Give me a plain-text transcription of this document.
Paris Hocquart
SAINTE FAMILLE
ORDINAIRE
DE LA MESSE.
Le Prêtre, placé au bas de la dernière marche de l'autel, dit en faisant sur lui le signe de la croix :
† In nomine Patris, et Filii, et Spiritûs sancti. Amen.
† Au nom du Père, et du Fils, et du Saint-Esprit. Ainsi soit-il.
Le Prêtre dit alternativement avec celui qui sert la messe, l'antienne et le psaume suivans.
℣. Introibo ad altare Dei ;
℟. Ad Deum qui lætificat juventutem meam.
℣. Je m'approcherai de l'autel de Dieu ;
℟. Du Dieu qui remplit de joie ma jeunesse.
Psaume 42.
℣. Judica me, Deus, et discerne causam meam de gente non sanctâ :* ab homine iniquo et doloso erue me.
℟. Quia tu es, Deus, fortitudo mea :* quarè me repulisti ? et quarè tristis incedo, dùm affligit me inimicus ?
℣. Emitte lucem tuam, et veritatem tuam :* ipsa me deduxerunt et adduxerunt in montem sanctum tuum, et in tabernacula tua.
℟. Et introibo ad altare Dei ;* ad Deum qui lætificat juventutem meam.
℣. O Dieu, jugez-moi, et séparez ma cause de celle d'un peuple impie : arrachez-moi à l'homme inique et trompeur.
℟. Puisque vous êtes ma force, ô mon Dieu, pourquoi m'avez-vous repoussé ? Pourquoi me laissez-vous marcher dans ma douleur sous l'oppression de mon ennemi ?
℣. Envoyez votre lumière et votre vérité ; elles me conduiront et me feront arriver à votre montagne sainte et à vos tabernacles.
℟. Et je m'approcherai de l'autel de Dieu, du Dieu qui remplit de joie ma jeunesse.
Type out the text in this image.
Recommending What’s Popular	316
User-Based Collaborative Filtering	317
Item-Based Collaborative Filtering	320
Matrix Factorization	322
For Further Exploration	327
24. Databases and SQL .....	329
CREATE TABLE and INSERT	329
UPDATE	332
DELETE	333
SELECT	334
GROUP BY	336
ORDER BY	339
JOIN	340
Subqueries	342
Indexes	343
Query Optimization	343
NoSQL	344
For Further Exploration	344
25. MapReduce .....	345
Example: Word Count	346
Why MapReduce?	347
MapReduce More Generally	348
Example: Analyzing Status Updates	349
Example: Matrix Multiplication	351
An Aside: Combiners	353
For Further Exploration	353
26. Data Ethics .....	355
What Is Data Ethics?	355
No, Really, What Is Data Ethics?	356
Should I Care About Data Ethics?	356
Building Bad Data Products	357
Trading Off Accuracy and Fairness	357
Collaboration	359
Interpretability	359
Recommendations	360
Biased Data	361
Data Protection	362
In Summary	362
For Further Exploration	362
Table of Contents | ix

Short problem:
From the records above, extract everything verbatim.

Result below:
Give me a plain-text transcription of this document.
Paris Hocquart
SAINTE FAMILLE
ORDINAIRE
DE LA MESSE.
Le Prêtre, placé au bas de la dernière marche de l'autel, dit en faisant sur lui le signe de la croix :
† In nomine Patris, et Filii, et Spiritûs sancti. Amen.
† Au nom du Père, et du Fils, et du Saint-Esprit. Ainsi soit-il.
Le Prêtre dit alternativement avec celui qui sert la messe, l'antienne et le psaume suivans.
℣. Introibo ad altare Dei ;
℟. Ad Deum qui lætificat juventutem meam.
℣. Je m'approcherai de l'autel de Dieu ;
℟. Du Dieu qui remplit de joie ma jeunesse.
Psaume 42.
℣. Judica me, Deus, et discerne causam meam de gente non sanctâ :* ab homine iniquo et doloso erue me.
℟. Quia tu es, Deus, fortitudo mea :* quarè me repulisti ? et quarè tristis incedo, dùm affligit me inimicus ?
℣. Emitte lucem tuam, et veritatem tuam :* ipsa me deduxerunt et adduxerunt in montem sanctum tuum, et in tabernacula tua.
℟. Et introibo ad altare Dei ;* ad Deum qui lætificat juventutem meam.
℣. O Dieu, jugez-moi, et séparez ma cause de celle d'un peuple impie : arrachez-moi à l'homme inique et trompeur.
℟. Puisque vous êtes ma force, ô mon Dieu, pourquoi m'avez-vous repoussé ? Pourquoi me laissez-vous marcher dans ma douleur sous l'oppression de mon ennemi ?
℣. Envoyez votre lumière et votre vérité ; elles me conduiront et me feront arriver à votre montagne sainte et à vos tabernacles.
℟. Et je m'approcherai de l'autel de Dieu, du Dieu qui remplit de joie ma jeunesse.
Type out the text in this image.
Recommending What’s Popular	316
User-Based Collaborative Filtering	317
Item-Based Collaborative Filtering	320
Matrix Factorization	322
For Further Exploration	327
24. Databases and SQL .....	329
CREATE TABLE and INSERT	329
UPDATE	332
DELETE	333
SELECT	334
GROUP BY	336
ORDER BY	339
JOIN	340
Subqueries	342
Indexes	343
Query Optimization	343
NoSQL	344
For Further Exploration	344
25. MapReduce .....	345
Example: Word Count	346
Why MapReduce?	347
MapReduce More Generally	348
Example: Analyzing Status Updates	349
Example: Matrix Multiplication	351
An Aside: Combiners	353
For Further Exploration	353
26. Data Ethics .....	355
What Is Data Ethics?	355
No, Really, What Is Data Ethics?	356
Should I Care About Data Ethics?	356
Building Bad Data Products	357
Trading Off Accuracy and Fairness	357
Collaboration	359
Interpretability	359
Recommendations	360
Biased Data	361
Data Protection	362
In Summary	362
For Further Exploration	362
Table of Contents | ix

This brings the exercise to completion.